** Begin PROVIDED RECORDS **
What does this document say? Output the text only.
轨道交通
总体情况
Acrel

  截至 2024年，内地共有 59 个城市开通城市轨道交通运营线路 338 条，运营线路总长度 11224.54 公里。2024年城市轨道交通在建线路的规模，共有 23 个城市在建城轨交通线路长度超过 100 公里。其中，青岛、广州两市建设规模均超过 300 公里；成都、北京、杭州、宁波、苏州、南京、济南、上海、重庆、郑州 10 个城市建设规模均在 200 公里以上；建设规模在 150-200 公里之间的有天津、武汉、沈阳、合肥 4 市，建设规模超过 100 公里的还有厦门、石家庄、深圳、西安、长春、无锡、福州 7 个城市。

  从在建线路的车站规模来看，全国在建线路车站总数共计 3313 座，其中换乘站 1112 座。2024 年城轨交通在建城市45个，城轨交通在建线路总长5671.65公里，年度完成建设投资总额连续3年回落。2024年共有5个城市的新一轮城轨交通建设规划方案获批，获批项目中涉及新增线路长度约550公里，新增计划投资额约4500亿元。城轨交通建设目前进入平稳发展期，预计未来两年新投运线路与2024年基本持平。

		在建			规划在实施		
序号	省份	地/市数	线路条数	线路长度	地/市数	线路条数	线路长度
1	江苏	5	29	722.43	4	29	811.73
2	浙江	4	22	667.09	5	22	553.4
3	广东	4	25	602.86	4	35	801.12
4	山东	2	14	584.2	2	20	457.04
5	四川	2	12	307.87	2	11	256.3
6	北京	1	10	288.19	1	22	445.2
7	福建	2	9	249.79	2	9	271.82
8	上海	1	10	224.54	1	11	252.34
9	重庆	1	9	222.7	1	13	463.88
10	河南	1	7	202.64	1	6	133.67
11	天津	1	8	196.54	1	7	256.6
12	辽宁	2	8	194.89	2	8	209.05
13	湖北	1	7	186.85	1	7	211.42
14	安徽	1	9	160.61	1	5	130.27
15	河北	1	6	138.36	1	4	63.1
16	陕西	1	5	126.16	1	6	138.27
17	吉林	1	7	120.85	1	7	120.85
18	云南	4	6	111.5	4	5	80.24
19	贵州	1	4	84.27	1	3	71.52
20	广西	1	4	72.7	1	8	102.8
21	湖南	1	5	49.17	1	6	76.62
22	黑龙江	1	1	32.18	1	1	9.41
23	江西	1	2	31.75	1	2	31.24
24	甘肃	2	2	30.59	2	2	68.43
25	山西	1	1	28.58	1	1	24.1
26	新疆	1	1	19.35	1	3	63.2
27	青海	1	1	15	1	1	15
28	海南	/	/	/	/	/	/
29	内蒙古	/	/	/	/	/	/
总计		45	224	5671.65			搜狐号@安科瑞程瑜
** End PROVIDED RECORDS **
Print the records above exactly as they appear.

What does this document say? Output the text only.
轨道交通
总体情况
Acrel

  截至 2024年，内地共有 59 个城市开通城市轨道交通运营线路 338 条，运营线路总长度 11224.54 公里。2024年城市轨道交通在建线路的规模，共有 23 个城市在建城轨交通线路长度超过 100 公里。其中，青岛、广州两市建设规模均超过 300 公里；成都、北京、杭州、宁波、苏州、南京、济南、上海、重庆、郑州 10 个城市建设规模均在 200 公里以上；建设规模在 150-200 公里之间的有天津、武汉、沈阳、合肥 4 市，建设规模超过 100 公里的还有厦门、石家庄、深圳、西安、长春、无锡、福州 7 个城市。

  从在建线路的车站规模来看，全国在建线路车站总数共计 3313 座，其中换乘站 1112 座。2024 年城轨交通在建城市45个，城轨交通在建线路总长5671.65公里，年度完成建设投资总额连续3年回落。2024年共有5个城市的新一轮城轨交通建设规划方案获批，获批项目中涉及新增线路长度约550公里，新增计划投资额约4500亿元。城轨交通建设目前进入平稳发展期，预计未来两年新投运线路与2024年基本持平。

		在建			规划在实施		
序号	省份	地/市数	线路条数	线路长度	地/市数	线路条数	线路长度
1	江苏	5	29	722.43	4	29	811.73
2	浙江	4	22	667.09	5	22	553.4
3	广东	4	25	602.86	4	35	801.12
4	山东	2	14	584.2	2	20	457.04
5	四川	2	12	307.87	2	11	256.3
6	北京	1	10	288.19	1	22	445.2
7	福建	2	9	249.79	2	9	271.82
8	上海	1	10	224.54	1	11	252.34
9	重庆	1	9	222.7	1	13	463.88
10	河南	1	7	202.64	1	6	133.67
11	天津	1	8	196.54	1	7	256.6
12	辽宁	2	8	194.89	2	8	209.05
13	湖北	1	7	186.85	1	7	211.42
14	安徽	1	9	160.61	1	5	130.27
15	河北	1	6	138.36	1	4	63.1
16	陕西	1	5	126.16	1	6	138.27
17	吉林	1	7	120.85	1	7	120.85
18	云南	4	6	111.5	4	5	80.24
19	贵州	1	4	84.27	1	3	71.52
20	广西	1	4	72.7	1	8	102.8
21	湖南	1	5	49.17	1	6	76.62
22	黑龙江	1	1	32.18	1	1	9.41
23	江西	1	2	31.75	1	2	31.24
24	甘肃	2	2	30.59	2	2	68.43
25	山西	1	1	28.58	1	1	24.1
26	新疆	1	1	19.35	1	3	63.2
27	青海	1	1	15	1	1	15
28	海南	/	/	/	/	/	/
29	内蒙古	/	/	/	/	/	/
总计		45	224	5671.65			搜狐号@安科瑞程瑜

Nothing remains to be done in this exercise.